[Collected data]
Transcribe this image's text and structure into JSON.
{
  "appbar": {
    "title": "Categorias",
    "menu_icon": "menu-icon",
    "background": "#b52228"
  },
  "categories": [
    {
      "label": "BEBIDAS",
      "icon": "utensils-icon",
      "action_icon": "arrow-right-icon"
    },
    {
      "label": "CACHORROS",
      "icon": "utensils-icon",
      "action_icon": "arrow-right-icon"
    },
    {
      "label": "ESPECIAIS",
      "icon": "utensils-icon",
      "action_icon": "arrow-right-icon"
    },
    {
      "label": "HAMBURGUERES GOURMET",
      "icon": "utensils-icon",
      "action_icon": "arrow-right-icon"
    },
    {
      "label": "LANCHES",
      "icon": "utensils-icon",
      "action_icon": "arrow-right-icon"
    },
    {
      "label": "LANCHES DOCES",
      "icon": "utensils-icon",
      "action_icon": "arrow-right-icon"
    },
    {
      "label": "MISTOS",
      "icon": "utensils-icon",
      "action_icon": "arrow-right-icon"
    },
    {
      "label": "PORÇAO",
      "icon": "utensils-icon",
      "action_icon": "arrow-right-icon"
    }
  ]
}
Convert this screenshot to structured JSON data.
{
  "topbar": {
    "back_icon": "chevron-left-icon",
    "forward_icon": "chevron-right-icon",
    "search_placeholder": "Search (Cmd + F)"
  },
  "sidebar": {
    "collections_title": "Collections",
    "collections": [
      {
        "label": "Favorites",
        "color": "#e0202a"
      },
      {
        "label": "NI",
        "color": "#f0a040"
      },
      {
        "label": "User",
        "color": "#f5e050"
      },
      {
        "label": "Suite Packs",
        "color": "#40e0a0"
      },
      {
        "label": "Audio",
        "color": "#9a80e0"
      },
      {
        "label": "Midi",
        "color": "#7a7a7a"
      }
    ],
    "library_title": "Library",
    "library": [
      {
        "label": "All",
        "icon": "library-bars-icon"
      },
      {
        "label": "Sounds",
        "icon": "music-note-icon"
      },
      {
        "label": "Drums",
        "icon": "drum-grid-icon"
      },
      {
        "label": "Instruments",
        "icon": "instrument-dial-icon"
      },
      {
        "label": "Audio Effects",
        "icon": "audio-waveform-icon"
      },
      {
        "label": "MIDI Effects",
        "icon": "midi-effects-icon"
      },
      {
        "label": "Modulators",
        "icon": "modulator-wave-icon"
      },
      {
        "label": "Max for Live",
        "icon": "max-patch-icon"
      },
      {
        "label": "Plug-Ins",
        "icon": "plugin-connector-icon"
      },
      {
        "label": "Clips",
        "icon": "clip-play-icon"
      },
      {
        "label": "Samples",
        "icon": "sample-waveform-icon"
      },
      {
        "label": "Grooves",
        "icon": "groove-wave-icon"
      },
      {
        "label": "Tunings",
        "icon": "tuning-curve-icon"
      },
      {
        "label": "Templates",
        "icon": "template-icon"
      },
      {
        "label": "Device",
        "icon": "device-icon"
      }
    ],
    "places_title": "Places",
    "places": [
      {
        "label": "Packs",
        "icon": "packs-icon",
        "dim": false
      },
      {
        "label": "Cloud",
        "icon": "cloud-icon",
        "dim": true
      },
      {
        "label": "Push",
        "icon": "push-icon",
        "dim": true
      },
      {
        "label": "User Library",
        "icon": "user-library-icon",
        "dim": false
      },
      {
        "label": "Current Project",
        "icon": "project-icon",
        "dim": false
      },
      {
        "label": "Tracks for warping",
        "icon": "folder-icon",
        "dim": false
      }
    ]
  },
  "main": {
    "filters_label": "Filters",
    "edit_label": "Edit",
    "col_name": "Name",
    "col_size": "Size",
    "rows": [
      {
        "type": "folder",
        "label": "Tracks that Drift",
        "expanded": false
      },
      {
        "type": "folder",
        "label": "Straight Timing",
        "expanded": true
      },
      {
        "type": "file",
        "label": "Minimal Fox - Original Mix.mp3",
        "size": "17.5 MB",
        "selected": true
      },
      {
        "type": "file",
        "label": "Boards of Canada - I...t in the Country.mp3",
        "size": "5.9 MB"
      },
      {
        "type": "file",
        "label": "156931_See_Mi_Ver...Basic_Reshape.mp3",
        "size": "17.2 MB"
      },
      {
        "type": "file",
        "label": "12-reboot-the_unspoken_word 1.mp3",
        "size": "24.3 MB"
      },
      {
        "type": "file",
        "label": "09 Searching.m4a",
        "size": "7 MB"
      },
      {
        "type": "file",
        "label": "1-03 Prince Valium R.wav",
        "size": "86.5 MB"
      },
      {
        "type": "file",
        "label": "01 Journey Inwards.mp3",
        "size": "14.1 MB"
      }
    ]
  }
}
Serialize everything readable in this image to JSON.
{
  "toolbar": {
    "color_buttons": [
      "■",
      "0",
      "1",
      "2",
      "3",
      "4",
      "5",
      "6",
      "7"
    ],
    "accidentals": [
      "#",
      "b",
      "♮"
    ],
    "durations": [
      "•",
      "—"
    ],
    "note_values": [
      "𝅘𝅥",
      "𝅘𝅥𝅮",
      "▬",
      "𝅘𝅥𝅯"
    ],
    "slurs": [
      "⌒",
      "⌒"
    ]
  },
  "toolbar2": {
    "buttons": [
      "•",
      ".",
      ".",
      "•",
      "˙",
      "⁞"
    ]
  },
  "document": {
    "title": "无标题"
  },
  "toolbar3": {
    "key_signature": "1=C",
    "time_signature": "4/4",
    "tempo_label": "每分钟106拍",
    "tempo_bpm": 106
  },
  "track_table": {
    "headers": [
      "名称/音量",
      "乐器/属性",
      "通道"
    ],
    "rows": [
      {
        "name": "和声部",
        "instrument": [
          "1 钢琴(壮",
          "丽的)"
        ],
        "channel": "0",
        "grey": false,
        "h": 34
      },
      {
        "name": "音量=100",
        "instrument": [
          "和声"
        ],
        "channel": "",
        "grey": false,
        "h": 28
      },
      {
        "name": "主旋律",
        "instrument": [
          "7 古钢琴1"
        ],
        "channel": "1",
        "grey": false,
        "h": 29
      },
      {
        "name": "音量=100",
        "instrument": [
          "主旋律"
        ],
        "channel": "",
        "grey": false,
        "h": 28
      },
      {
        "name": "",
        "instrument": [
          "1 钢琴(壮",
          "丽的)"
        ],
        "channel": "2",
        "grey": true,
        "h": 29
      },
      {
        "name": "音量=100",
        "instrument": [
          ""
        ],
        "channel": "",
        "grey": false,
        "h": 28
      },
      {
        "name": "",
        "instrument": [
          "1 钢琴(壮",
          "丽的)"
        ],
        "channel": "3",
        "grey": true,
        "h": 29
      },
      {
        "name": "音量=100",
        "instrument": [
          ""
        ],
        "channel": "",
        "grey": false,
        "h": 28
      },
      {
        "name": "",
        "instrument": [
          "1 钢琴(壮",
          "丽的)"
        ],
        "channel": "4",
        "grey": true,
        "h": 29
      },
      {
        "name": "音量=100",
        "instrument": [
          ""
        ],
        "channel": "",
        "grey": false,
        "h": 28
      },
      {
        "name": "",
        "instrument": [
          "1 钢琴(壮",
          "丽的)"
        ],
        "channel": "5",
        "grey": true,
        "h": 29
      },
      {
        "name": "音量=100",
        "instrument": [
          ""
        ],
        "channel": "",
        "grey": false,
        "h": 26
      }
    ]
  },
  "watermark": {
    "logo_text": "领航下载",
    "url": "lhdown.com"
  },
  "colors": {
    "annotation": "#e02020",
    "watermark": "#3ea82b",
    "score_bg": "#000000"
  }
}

**YOUR OBJECTIVE**
Go through the entries above and pull out each line with "image" in it.

**THE OUTPUT**
Transcribe this image's text and structure into JSON.
Serialize everything readable in this image to JSON.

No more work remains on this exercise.